**Description of the task**
Copy down every line where the string "وعزاه" shows up.

**Entries supplied**
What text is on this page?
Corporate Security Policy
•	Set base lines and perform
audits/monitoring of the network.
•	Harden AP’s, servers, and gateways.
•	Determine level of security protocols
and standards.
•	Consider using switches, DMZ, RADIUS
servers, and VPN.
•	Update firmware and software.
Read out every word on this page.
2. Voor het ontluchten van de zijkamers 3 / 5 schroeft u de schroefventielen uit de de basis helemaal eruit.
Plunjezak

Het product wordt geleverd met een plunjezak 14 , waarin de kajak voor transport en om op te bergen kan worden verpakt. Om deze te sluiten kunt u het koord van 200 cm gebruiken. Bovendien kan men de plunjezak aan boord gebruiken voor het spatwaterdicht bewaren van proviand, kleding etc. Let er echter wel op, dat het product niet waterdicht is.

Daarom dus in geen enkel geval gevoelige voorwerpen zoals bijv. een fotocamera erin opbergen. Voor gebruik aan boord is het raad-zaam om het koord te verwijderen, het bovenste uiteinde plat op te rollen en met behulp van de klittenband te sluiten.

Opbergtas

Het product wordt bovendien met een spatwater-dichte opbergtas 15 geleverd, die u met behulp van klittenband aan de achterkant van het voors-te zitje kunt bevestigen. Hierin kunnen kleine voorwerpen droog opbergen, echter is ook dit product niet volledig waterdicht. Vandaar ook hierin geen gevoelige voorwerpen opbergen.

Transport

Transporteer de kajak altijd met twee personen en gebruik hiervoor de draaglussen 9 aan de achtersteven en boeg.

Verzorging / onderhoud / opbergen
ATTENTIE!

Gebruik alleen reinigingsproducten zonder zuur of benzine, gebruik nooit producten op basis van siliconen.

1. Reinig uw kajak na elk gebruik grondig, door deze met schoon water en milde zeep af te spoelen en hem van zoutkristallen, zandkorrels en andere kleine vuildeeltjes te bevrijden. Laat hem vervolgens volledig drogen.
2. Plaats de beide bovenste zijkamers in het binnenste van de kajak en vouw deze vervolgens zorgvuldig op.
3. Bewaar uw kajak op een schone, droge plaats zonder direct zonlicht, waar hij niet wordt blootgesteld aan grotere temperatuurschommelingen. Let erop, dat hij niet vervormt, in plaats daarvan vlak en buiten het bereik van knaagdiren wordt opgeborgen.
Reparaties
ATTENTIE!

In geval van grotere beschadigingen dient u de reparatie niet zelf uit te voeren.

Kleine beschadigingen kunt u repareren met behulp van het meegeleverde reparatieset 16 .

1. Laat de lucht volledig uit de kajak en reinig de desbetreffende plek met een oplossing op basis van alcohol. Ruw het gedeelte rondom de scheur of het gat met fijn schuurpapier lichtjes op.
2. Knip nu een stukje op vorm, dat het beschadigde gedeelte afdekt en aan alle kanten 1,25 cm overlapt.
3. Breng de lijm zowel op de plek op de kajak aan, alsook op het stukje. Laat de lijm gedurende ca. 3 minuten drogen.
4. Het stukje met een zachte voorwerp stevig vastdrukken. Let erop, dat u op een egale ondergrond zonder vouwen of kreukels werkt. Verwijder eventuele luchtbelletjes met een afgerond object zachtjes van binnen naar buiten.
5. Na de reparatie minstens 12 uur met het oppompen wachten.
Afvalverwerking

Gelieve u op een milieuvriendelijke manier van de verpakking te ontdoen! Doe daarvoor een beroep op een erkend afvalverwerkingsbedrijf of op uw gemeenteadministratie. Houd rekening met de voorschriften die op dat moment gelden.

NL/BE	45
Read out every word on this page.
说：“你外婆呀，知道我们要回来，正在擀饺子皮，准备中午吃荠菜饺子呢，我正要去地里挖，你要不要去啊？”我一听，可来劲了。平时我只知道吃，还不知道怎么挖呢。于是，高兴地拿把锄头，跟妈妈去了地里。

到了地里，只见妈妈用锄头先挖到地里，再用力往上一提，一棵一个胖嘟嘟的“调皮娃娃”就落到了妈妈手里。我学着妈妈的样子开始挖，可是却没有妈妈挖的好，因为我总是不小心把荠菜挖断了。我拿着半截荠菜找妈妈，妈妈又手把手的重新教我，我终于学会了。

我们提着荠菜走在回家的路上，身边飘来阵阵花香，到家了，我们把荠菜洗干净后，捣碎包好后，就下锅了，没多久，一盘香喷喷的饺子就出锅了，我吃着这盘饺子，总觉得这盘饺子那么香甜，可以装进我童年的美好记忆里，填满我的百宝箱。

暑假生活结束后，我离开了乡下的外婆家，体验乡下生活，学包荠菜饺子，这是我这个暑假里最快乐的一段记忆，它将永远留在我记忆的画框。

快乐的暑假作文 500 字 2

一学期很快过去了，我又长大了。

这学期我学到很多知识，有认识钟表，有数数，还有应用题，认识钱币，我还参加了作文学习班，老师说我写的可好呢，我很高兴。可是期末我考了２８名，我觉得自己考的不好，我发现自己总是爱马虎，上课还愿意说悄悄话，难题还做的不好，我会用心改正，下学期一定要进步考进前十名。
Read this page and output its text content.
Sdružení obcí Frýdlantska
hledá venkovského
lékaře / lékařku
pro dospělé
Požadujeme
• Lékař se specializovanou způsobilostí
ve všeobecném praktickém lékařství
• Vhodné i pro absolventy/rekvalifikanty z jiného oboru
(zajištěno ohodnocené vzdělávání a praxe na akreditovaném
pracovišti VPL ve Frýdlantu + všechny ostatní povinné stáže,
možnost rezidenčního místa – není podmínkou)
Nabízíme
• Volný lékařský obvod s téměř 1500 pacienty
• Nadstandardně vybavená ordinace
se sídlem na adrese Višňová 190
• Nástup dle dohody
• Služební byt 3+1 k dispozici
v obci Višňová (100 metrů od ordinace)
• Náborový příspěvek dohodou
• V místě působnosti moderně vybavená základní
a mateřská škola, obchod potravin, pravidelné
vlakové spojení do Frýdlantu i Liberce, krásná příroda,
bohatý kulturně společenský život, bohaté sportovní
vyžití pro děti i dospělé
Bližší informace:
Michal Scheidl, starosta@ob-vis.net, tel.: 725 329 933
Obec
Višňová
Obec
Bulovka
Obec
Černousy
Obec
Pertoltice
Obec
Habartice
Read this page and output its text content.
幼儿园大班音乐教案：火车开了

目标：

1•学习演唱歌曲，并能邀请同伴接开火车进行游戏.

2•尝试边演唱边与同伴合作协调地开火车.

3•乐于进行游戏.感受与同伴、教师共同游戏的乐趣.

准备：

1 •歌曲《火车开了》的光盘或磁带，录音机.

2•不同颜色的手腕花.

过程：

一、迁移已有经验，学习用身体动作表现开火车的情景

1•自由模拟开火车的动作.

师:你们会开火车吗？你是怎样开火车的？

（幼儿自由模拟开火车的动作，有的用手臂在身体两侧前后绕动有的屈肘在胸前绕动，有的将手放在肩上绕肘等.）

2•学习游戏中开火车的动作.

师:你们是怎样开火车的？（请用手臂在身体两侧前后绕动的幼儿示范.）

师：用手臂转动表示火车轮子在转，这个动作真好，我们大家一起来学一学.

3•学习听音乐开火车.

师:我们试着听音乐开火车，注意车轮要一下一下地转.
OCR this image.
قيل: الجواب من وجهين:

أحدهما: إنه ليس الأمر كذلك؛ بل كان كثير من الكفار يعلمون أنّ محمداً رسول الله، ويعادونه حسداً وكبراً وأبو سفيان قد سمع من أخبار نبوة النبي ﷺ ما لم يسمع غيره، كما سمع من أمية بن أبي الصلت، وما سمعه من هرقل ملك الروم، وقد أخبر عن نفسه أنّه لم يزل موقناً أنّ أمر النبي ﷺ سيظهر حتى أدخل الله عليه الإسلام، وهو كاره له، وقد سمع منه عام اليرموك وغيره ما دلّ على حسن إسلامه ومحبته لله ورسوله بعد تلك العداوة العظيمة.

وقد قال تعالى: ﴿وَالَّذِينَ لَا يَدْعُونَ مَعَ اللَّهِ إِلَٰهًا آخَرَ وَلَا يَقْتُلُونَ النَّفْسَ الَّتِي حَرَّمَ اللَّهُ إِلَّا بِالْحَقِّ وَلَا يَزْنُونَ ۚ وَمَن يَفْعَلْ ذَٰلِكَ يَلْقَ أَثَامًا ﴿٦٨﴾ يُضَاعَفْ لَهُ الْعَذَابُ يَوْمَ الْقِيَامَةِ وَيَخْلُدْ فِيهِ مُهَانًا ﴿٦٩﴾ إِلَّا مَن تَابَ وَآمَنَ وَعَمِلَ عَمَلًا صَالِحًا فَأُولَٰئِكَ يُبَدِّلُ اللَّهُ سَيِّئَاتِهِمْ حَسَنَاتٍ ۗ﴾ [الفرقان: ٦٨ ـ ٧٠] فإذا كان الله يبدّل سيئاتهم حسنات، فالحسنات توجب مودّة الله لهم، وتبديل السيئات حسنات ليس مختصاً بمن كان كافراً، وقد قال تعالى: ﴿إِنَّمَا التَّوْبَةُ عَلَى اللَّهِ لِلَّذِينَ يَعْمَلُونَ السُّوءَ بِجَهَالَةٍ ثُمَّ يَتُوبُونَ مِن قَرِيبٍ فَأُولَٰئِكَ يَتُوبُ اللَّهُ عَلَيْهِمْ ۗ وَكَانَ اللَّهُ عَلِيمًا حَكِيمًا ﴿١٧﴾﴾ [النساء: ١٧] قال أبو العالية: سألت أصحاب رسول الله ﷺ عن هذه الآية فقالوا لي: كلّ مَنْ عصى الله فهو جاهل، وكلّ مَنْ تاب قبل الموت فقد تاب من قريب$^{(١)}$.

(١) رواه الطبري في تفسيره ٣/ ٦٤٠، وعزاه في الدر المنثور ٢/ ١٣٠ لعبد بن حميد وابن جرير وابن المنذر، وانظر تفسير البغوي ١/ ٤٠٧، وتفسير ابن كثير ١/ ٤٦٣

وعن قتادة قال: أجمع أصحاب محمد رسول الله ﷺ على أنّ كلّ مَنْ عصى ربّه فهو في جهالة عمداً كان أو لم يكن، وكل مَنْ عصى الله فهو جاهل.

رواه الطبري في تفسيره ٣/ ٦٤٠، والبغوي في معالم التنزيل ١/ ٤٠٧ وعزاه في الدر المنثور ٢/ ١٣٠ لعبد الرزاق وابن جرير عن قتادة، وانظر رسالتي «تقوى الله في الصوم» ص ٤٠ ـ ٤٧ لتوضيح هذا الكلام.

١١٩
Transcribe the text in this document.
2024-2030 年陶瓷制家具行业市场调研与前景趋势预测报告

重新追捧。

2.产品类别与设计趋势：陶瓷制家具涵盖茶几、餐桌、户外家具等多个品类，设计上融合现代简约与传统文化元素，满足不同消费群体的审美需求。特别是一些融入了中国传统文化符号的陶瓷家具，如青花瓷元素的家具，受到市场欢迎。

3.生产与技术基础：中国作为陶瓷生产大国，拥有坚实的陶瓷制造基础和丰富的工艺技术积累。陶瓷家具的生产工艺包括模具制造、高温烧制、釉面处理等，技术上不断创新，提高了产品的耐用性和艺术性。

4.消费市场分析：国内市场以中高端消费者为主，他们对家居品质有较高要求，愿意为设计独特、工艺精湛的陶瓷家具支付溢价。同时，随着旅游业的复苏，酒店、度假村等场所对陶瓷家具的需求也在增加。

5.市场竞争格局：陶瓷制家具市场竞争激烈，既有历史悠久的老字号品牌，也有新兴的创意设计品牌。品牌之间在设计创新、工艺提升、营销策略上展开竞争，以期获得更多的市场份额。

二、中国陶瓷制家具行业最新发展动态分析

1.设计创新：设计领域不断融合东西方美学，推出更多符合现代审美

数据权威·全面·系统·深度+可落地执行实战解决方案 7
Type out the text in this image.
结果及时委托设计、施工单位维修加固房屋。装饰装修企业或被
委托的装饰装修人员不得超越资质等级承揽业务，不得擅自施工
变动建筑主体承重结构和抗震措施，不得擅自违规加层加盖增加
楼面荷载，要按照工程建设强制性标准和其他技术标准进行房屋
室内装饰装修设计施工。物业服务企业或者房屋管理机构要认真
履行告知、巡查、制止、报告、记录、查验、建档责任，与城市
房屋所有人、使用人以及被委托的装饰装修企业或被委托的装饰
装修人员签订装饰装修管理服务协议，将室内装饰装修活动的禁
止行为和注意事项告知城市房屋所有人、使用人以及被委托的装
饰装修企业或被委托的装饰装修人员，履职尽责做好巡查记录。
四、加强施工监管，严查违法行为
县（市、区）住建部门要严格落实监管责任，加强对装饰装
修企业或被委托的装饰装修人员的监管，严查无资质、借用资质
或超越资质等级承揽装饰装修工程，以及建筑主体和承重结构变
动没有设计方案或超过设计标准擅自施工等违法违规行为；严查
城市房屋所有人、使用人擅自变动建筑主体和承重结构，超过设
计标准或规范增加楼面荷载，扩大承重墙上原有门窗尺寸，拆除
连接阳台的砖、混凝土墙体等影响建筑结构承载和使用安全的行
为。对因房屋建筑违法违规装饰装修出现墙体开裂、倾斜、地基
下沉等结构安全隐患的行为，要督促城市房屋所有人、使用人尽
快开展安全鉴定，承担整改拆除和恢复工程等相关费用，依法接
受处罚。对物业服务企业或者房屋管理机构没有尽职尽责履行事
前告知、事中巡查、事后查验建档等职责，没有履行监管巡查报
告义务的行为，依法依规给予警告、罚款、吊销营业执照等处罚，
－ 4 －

**Correct answer**
(١) رواه الطبري في تفسيره ٣/ ٦٤٠، وعزاه في الدر المنثور ٢/ ١٣٠ لعبد بن حميد وابن جرير وابن المنذر، وانظر تفسير البغوي ١/ ٤٠٧، وتفسير ابن كثير ١/ ٤٦٣
رواه الطبري في تفسيره ٣/ ٦٤٠، والبغوي في معالم التنزيل ١/ ٤٠٧ وعزاه في الدر المنثور ٢/ ١٣٠ لعبد الرزاق وابن جرير عن قتادة، وانظر رسالتي «تقوى الله في الصوم» ص ٤٠ ـ ٤٧ لتوضيح هذا الكلام.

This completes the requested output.